**Instruction**: Every line that contains the word "会衆全員" should be copied out.

**Rows**:
──────

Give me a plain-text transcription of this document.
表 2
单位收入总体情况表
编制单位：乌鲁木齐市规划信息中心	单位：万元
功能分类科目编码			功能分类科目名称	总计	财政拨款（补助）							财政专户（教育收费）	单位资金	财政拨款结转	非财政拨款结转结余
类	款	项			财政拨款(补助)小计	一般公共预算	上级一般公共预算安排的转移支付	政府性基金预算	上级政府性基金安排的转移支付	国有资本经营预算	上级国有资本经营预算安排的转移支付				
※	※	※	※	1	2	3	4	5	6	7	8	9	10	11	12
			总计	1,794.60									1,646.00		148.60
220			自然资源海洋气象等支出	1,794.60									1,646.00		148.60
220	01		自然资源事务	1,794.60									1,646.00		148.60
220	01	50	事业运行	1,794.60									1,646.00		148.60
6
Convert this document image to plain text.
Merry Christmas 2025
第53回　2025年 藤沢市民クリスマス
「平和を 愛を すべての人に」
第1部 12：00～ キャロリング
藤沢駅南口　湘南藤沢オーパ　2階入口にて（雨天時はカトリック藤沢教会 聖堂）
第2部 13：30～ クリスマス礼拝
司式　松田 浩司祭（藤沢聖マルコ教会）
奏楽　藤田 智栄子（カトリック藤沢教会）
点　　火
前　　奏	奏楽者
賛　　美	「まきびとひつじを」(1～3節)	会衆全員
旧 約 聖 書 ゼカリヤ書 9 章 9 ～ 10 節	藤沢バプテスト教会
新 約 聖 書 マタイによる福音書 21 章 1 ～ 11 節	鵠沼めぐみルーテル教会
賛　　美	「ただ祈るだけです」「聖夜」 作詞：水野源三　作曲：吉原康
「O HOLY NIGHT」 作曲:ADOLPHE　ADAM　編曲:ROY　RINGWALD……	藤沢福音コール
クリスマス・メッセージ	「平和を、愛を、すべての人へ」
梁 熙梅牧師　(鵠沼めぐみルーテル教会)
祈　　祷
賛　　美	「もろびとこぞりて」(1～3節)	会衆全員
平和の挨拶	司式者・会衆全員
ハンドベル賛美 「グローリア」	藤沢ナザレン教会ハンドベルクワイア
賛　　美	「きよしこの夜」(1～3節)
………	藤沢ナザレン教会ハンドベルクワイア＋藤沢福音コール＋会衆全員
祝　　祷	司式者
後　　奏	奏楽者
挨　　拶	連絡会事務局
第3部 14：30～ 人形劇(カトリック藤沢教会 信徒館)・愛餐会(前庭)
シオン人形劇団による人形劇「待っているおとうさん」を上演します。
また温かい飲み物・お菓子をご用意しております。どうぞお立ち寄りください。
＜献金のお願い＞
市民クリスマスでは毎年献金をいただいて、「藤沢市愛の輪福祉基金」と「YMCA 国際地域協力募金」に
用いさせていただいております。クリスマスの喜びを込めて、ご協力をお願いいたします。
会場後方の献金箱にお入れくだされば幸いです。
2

──────

**Full answer**:
賛　　美	「まきびとひつじを」(1～3節)	会衆全員
賛　　美	「もろびとこぞりて」(1～3節)	会衆全員
平和の挨拶	司式者・会衆全員
………	藤沢ナザレン教会ハンドベルクワイア＋藤沢福音コール＋会衆全員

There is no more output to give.